#### [Prompt]
Copy the lines from the first one through the line containing "The groove 521 is at (271, 521).", both included, and replace "sectional view" with "cross-sectional view" while keeping everything else unchanged. Leave the pictures out.

>> Begin Data excerpts

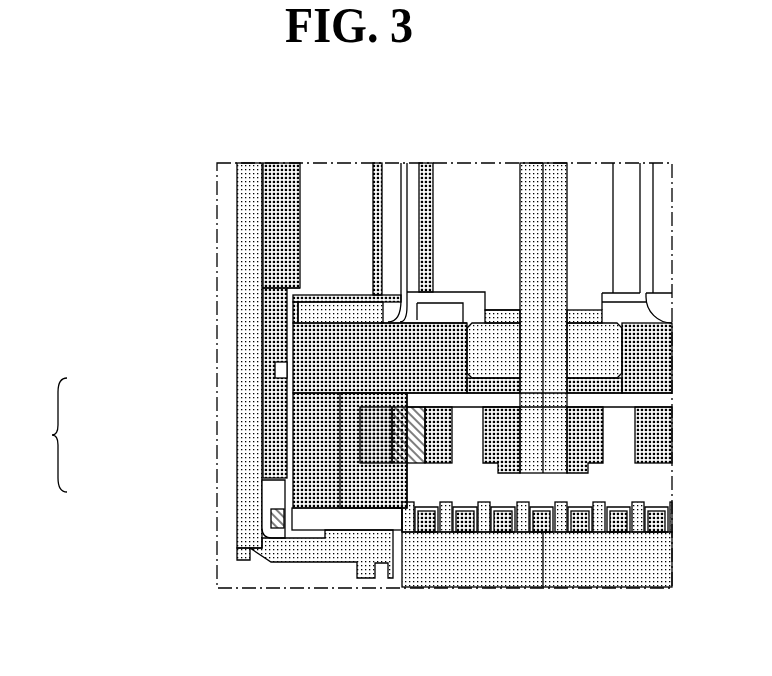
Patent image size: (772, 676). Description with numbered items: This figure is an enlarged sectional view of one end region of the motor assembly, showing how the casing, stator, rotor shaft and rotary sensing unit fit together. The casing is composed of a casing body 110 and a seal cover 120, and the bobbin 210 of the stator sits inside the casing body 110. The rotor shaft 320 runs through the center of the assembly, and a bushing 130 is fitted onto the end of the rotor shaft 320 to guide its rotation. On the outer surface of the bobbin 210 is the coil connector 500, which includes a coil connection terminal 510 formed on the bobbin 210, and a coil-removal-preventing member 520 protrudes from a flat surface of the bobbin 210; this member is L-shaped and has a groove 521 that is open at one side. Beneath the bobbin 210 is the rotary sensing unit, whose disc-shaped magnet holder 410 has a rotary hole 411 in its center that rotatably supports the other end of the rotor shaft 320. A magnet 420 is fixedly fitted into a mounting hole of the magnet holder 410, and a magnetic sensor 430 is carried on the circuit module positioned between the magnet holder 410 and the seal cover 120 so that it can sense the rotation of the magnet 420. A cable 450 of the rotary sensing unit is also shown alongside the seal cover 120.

The casing body 110 is at (243, 288).
The seal cover 120 is at (318, 553).
The bushing 130 is at (605, 354).
The bobbin 210 is at (303, 346).
The rotor shaft 320 is at (557, 213).
The magnet holder 410 is at (655, 437).
The rotary hole 411 is at (395, 457).
The magnet 420 is at (395, 417).
The magnetic sensor 430 is at (660, 521).
The cable 450 is at (505, 570).
The coil connector 500 is at (39, 435).
The coil connection terminal 510 is at (280, 370).
The coil-removal-preventing member 520 is at (272, 500).
The groove 521 is at (271, 521).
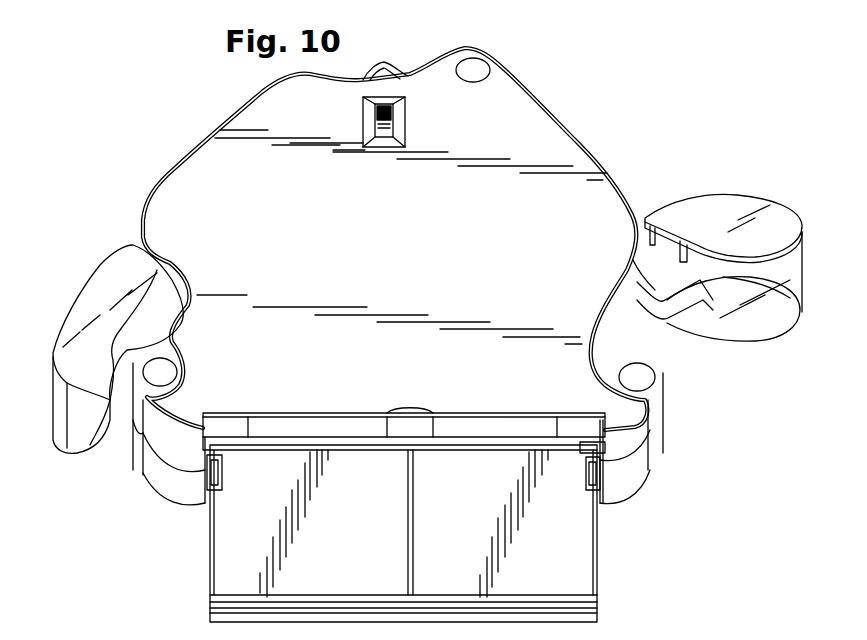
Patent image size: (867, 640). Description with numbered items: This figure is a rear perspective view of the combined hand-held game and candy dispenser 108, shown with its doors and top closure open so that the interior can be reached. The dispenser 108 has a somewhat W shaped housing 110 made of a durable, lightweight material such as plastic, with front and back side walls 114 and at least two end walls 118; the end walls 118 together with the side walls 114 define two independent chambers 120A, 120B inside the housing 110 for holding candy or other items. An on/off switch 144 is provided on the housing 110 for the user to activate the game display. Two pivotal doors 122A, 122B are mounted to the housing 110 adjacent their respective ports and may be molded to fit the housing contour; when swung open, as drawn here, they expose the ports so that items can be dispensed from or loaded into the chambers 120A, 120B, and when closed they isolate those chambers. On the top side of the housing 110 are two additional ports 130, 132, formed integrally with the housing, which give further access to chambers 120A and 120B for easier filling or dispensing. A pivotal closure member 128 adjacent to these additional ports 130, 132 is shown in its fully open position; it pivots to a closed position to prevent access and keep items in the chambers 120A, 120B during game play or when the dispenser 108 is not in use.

The game and candy dispenser 108 is at (553, 70).
The housing 110 is at (600, 87).
The front and back side walls 114 is at (208, 180).
The end walls 118 is at (230, 116).
The chamber 120A is at (158, 338).
The chamber 120B is at (644, 344).
The pivotal door 122A is at (100, 268).
The pivotal door 122B is at (752, 342).
The pivotal closure member 128 is at (600, 583).
The additional port 130 is at (560, 450).
The additional port 132 is at (273, 440).
The on/off switch 144 is at (400, 112).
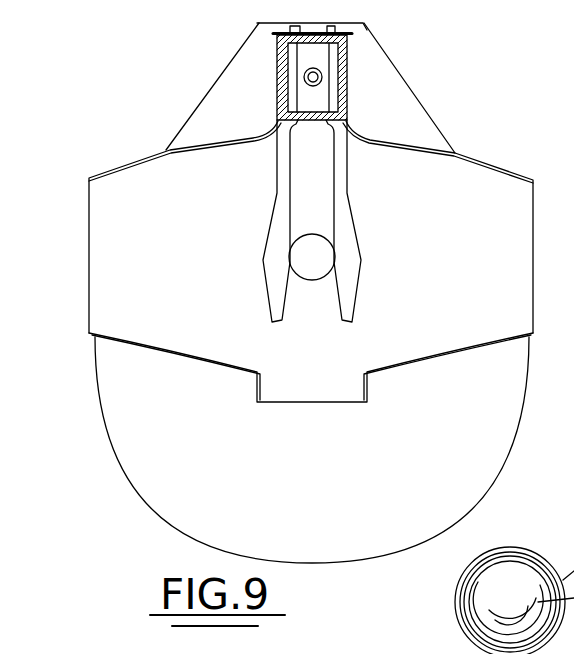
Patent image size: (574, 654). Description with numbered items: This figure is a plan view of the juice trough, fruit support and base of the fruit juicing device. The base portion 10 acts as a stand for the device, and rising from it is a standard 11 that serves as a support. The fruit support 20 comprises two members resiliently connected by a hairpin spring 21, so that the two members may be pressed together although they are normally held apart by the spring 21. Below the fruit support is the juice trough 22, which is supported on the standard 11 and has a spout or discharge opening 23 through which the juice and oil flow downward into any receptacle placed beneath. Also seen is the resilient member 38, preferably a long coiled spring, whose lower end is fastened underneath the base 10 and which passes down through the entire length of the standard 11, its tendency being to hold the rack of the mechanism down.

The base portion 10 is at (155, 453).
The standard 11 is at (300, 82).
The fruit support 20 is at (266, 190).
The hairpin spring 21 is at (345, 33).
The juice trough 22 is at (162, 310).
The spout or discharge opening 23 is at (323, 258).
The resilient member 38 is at (322, 76).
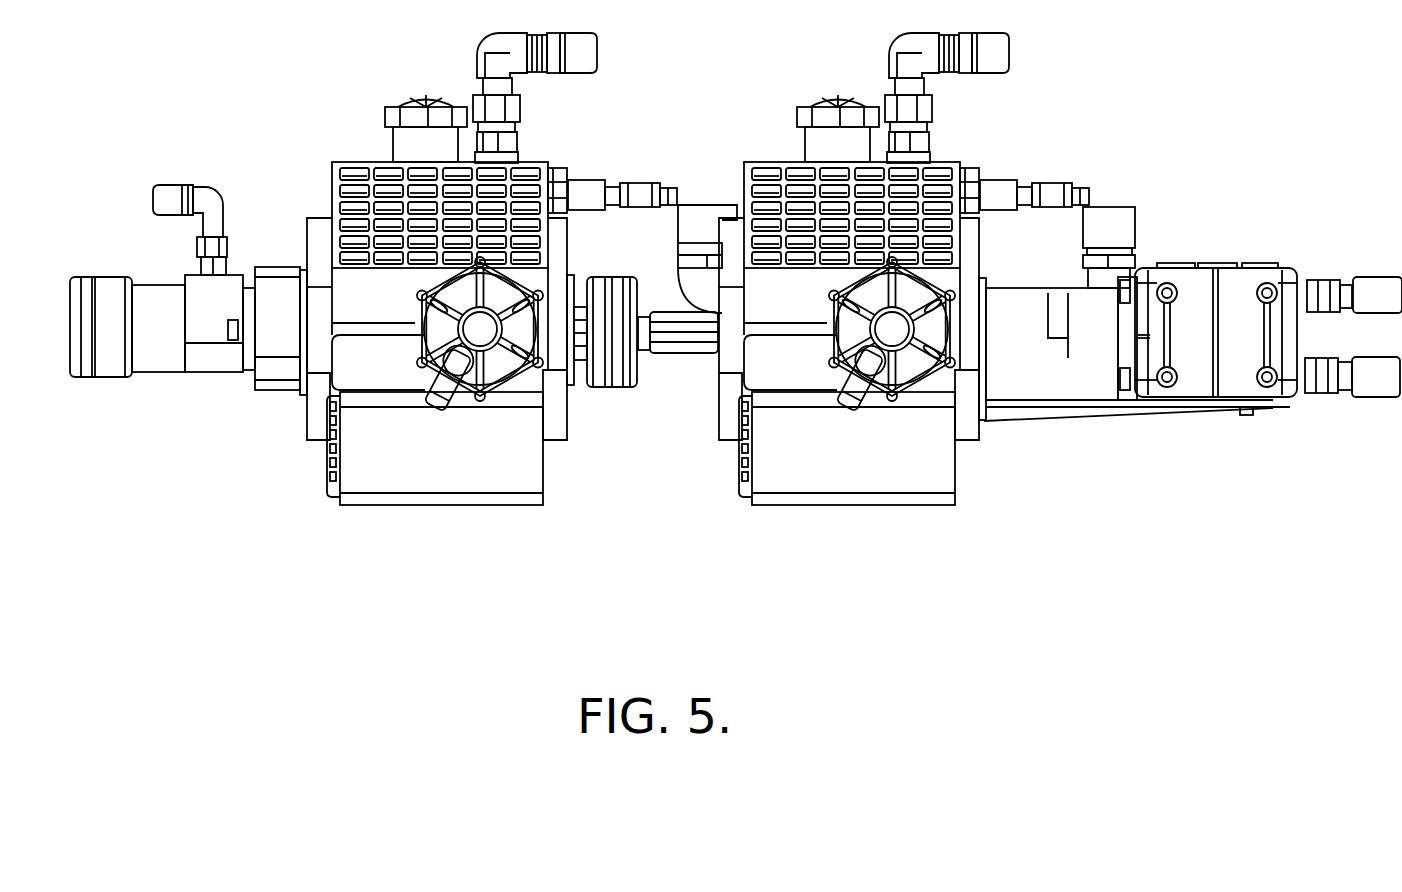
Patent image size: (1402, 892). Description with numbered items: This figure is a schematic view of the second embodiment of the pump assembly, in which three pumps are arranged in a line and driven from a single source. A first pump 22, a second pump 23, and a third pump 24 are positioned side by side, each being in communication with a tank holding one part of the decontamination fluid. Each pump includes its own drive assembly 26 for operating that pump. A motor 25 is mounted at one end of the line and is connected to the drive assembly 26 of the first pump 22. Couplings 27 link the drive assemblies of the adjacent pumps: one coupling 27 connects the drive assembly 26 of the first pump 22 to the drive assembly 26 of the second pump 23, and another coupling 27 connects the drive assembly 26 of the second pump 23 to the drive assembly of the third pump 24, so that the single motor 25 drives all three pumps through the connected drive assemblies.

The first pump 22 is at (407, 473).
The second pump 23 is at (832, 470).
The third pump 24 is at (1287, 400).
The motor 25 is at (153, 363).
The drive assembly 26 is at (583, 294).
The coupling 27 is at (612, 387).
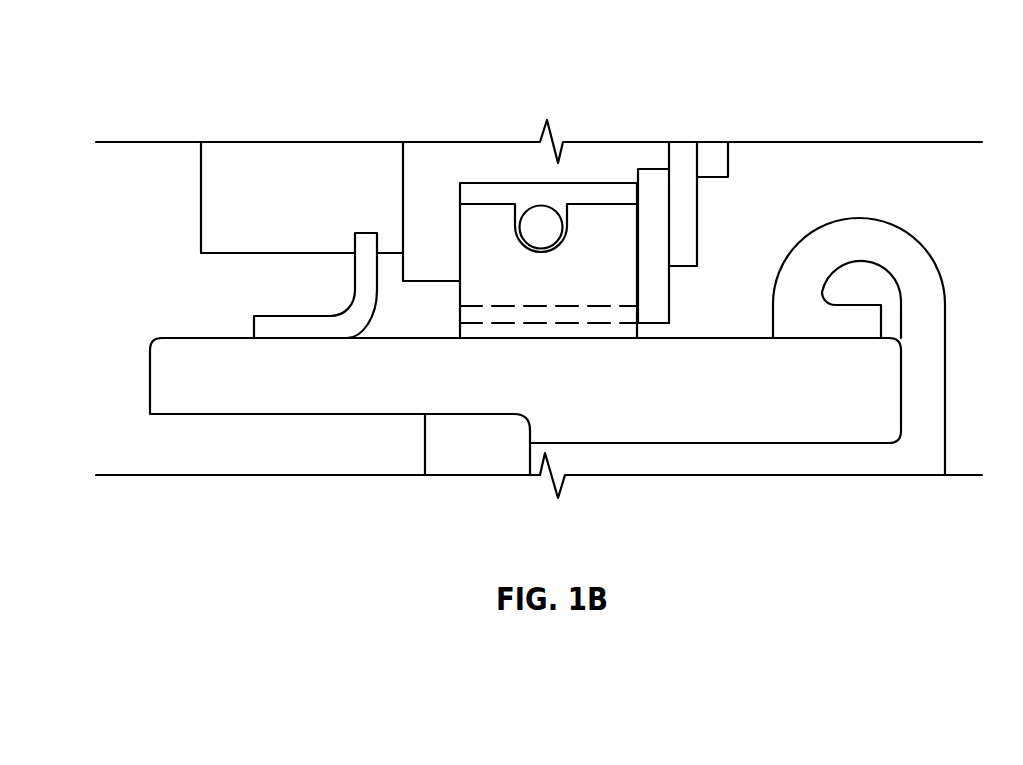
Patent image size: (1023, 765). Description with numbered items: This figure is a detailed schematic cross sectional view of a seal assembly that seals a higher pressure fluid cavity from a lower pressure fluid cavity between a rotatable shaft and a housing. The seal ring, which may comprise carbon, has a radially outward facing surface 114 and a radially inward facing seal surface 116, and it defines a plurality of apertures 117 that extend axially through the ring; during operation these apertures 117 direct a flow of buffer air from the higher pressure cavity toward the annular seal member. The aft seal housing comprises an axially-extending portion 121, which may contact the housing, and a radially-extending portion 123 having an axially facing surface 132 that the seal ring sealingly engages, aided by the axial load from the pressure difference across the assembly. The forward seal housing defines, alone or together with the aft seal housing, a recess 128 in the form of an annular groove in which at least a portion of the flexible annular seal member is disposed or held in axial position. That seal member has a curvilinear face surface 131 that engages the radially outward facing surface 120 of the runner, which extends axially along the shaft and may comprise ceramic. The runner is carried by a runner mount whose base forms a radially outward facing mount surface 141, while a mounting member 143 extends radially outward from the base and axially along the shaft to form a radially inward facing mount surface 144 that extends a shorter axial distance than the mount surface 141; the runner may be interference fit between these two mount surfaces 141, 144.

The radially outward facing surface 114 is at (596, 203).
The radially inward facing seal surface 116 is at (586, 337).
The apertures 117 is at (498, 313).
The radially outward facing surface 120 is at (175, 337).
The axially-extending portion 121 is at (498, 176).
The radially-extending portion 123 is at (408, 268).
The recess 128 is at (355, 240).
The curvilinear face surface 131 is at (378, 322).
The axially facing surface 132 is at (463, 228).
The radially outward facing mount surface 141 is at (693, 442).
The mounting member 143 is at (916, 255).
The radially inward facing mount surface 144 is at (800, 340).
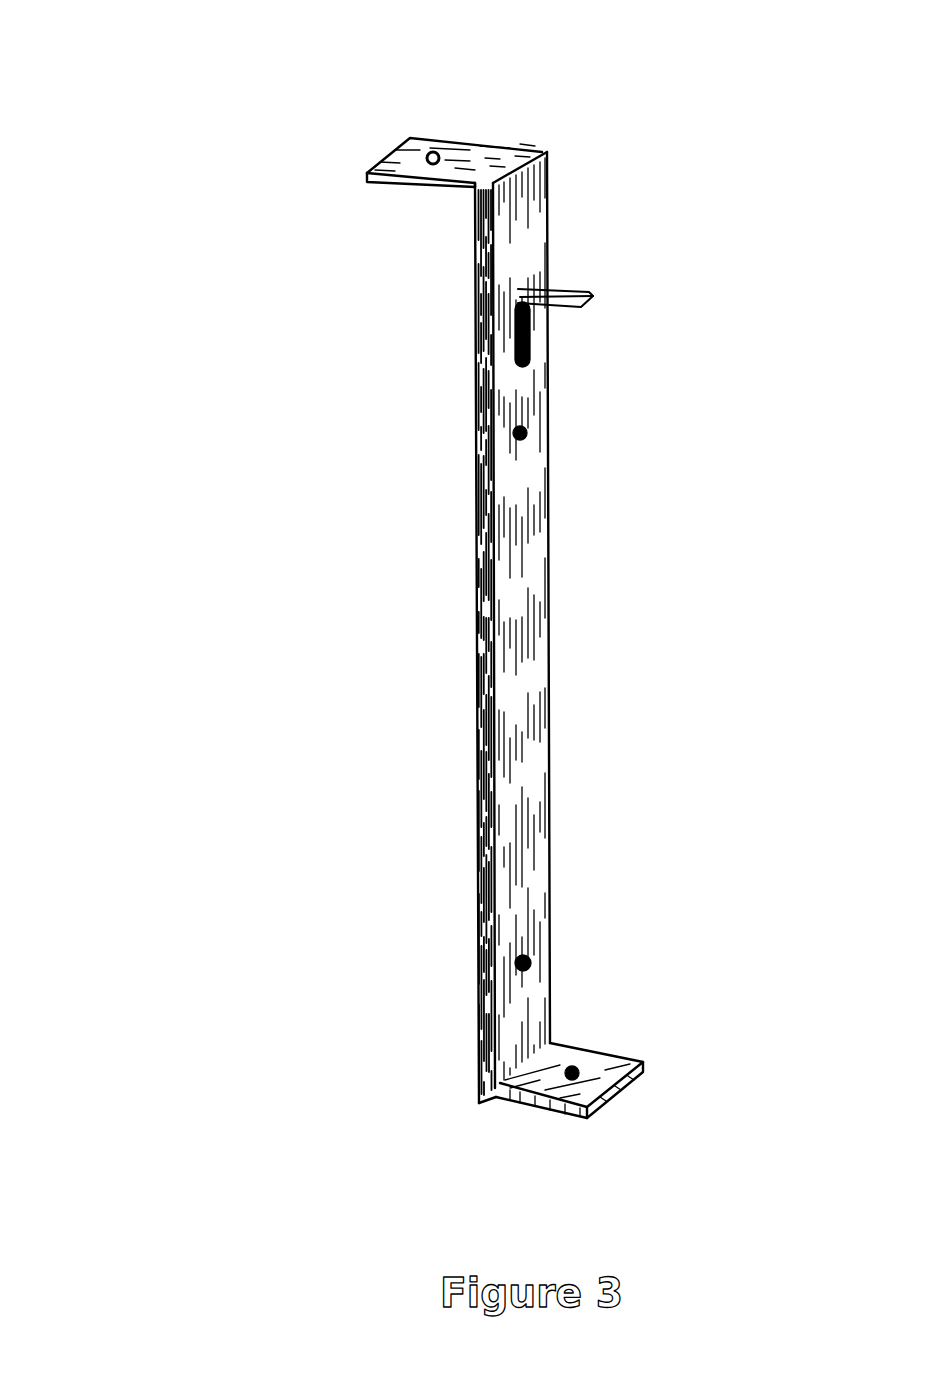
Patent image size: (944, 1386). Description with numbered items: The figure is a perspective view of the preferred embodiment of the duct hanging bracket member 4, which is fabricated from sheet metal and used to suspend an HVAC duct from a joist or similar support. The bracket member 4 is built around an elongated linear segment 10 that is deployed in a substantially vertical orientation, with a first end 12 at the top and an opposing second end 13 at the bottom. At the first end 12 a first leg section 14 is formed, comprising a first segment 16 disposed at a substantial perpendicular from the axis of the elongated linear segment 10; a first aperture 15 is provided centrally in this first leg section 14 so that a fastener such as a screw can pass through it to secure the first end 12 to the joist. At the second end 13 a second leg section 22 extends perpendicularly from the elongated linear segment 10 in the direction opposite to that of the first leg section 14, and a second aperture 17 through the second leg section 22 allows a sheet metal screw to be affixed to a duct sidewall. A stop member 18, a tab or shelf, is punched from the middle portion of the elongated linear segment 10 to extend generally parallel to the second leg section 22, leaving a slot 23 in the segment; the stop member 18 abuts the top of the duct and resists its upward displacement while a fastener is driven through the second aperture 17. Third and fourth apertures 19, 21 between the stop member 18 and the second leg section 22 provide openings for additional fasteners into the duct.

The duct hanging bracket member 4 is at (220, 598).
The elongated linear segment 10 is at (532, 677).
The first end 12 is at (528, 205).
The second end 13 is at (530, 1028).
The first leg section 14 is at (475, 157).
The first aperture 15 is at (433, 165).
The first segment 16 is at (453, 192).
The second aperture 17 is at (600, 1068).
The stop member 18 is at (572, 287).
The third aperture 19 is at (527, 432).
The fourth aperture 21 is at (528, 960).
The second leg section 22 is at (552, 1080).
The slot 23 is at (530, 342).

>> End Data excerpts

#### [Answer to this exercise]
Patent image size: (772, 676). Description with numbered items: This figure is an enlarged cross-sectional view of one end region of the motor assembly, showing how the casing, stator, rotor shaft and rotary sensing unit fit together. The casing is composed of a casing body 110 and a seal cover 120, and the bobbin 210 of the stator sits inside the casing body 110. The rotor shaft 320 runs through the center of the assembly, and a bushing 130 is fitted onto the end of the rotor shaft 320 to guide its rotation. On the outer surface of the bobbin 210 is the coil connector 500, which includes a coil connection terminal 510 formed on the bobbin 210, and a coil-removal-preventing member 520 protrudes from a flat surface of the bobbin 210; this member is L-shaped and has a groove 521 that is open at one side. Beneath the bobbin 210 is the rotary sensing unit, whose disc-shaped magnet holder 410 has a rotary hole 411 in its center that rotatably supports the other end of the rotor shaft 320. A magnet 420 is fixedly fitted into a mounting hole of the magnet holder 410, and a magnetic sensor 430 is carried on the circuit module positioned between the magnet holder 410 and the seal cover 120 so that it can sense the rotation of the magnet 420. A cable 450 of the rotary sensing unit is also shown alongside the seal cover 120.

The casing body 110 is at (243, 288).
The seal cover 120 is at (318, 553).
The bushing 130 is at (605, 354).
The bobbin 210 is at (303, 346).
The rotor shaft 320 is at (557, 213).
The magnet holder 410 is at (655, 437).
The rotary hole 411 is at (395, 457).
The magnet 420 is at (395, 417).
The magnetic sensor 430 is at (660, 521).
The cable 450 is at (505, 570).
The coil connector 500 is at (39, 435).
The coil connection terminal 510 is at (280, 370).
The coil-removal-preventing member 520 is at (272, 500).
The groove 521 is at (271, 521).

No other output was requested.